Records from a data collection:
################
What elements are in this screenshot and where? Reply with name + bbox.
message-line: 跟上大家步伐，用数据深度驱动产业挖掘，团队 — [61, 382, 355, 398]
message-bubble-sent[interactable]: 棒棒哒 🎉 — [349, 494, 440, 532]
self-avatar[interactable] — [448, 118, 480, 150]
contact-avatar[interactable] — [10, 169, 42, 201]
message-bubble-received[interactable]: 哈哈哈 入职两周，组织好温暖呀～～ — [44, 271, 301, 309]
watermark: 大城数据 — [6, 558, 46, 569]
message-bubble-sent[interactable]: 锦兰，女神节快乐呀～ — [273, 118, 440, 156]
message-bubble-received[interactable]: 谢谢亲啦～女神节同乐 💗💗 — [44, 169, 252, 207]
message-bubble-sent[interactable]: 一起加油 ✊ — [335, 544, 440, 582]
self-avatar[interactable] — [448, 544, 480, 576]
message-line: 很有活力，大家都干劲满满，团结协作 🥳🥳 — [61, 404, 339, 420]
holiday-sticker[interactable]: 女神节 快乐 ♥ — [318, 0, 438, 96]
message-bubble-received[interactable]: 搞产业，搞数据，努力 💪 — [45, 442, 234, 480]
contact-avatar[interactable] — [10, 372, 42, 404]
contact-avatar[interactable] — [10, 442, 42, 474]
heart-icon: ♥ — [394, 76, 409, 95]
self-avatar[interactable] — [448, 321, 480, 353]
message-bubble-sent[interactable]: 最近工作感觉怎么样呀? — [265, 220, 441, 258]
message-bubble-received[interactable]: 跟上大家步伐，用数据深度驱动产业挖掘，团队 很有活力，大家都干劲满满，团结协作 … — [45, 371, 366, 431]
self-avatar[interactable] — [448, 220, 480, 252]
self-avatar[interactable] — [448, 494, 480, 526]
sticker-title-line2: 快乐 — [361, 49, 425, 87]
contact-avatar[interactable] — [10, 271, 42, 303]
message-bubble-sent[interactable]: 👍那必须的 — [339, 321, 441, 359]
################
# SHORT PROBLEM:
Copy every item above line by line, without changing a single character.

# SOLUTION:
What elements are in this screenshot and where? Reply with name + bbox.
message-line: 跟上大家步伐，用数据深度驱动产业挖掘，团队 — [61, 382, 355, 398]
message-bubble-sent[interactable]: 棒棒哒 🎉 — [349, 494, 440, 532]
self-avatar[interactable] — [448, 118, 480, 150]
contact-avatar[interactable] — [10, 169, 42, 201]
message-bubble-received[interactable]: 哈哈哈 入职两周，组织好温暖呀～～ — [44, 271, 301, 309]
watermark: 大城数据 — [6, 558, 46, 569]
message-bubble-sent[interactable]: 锦兰，女神节快乐呀～ — [273, 118, 440, 156]
message-bubble-received[interactable]: 谢谢亲啦～女神节同乐 💗💗 — [44, 169, 252, 207]
message-bubble-sent[interactable]: 一起加油 ✊ — [335, 544, 440, 582]
self-avatar[interactable] — [448, 544, 480, 576]
message-line: 很有活力，大家都干劲满满，团结协作 🥳🥳 — [61, 404, 339, 420]
holiday-sticker[interactable]: 女神节 快乐 ♥ — [318, 0, 438, 96]
message-bubble-received[interactable]: 搞产业，搞数据，努力 💪 — [45, 442, 234, 480]
contact-avatar[interactable] — [10, 372, 42, 404]
contact-avatar[interactable] — [10, 442, 42, 474]
heart-icon: ♥ — [394, 76, 409, 95]
self-avatar[interactable] — [448, 321, 480, 353]
message-bubble-sent[interactable]: 最近工作感觉怎么样呀? — [265, 220, 441, 258]
message-bubble-received[interactable]: 跟上大家步伐，用数据深度驱动产业挖掘，团队 很有活力，大家都干劲满满，团结协作 … — [45, 371, 366, 431]
self-avatar[interactable] — [448, 220, 480, 252]
self-avatar[interactable] — [448, 494, 480, 526]
sticker-title-line2: 快乐 — [361, 49, 425, 87]
contact-avatar[interactable] — [10, 271, 42, 303]
message-bubble-sent[interactable]: 👍那必须的 — [339, 321, 441, 359]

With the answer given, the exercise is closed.